Your task is to copy every record exactly.

* Start Exercise material *

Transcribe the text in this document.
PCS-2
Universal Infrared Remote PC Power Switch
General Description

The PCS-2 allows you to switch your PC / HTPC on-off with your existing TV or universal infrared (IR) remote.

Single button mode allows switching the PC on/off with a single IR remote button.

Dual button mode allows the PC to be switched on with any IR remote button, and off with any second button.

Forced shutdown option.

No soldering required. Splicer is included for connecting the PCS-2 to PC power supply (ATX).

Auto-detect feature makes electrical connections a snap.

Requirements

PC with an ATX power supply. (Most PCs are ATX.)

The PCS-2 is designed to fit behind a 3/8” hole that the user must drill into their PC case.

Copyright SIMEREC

* End Exercise material *

In response:
Transcribe the text in this document.
PCS-2
Universal Infrared Remote PC Power Switch
General Description

The PCS-2 allows you to switch your PC / HTPC on-off with your existing TV or universal infrared (IR) remote.

Single button mode allows switching the PC on/off with a single IR remote button.

Dual button mode allows the PC to be switched on with any IR remote button, and off with any second button.

Forced shutdown option.

No soldering required. Splicer is included for connecting the PCS-2 to PC power supply (ATX).

Auto-detect feature makes electrical connections a snap.

Requirements

PC with an ATX power supply. (Most PCs are ATX.)

The PCS-2 is designed to fit behind a 3/8” hole that the user must drill into their PC case.

Copyright SIMEREC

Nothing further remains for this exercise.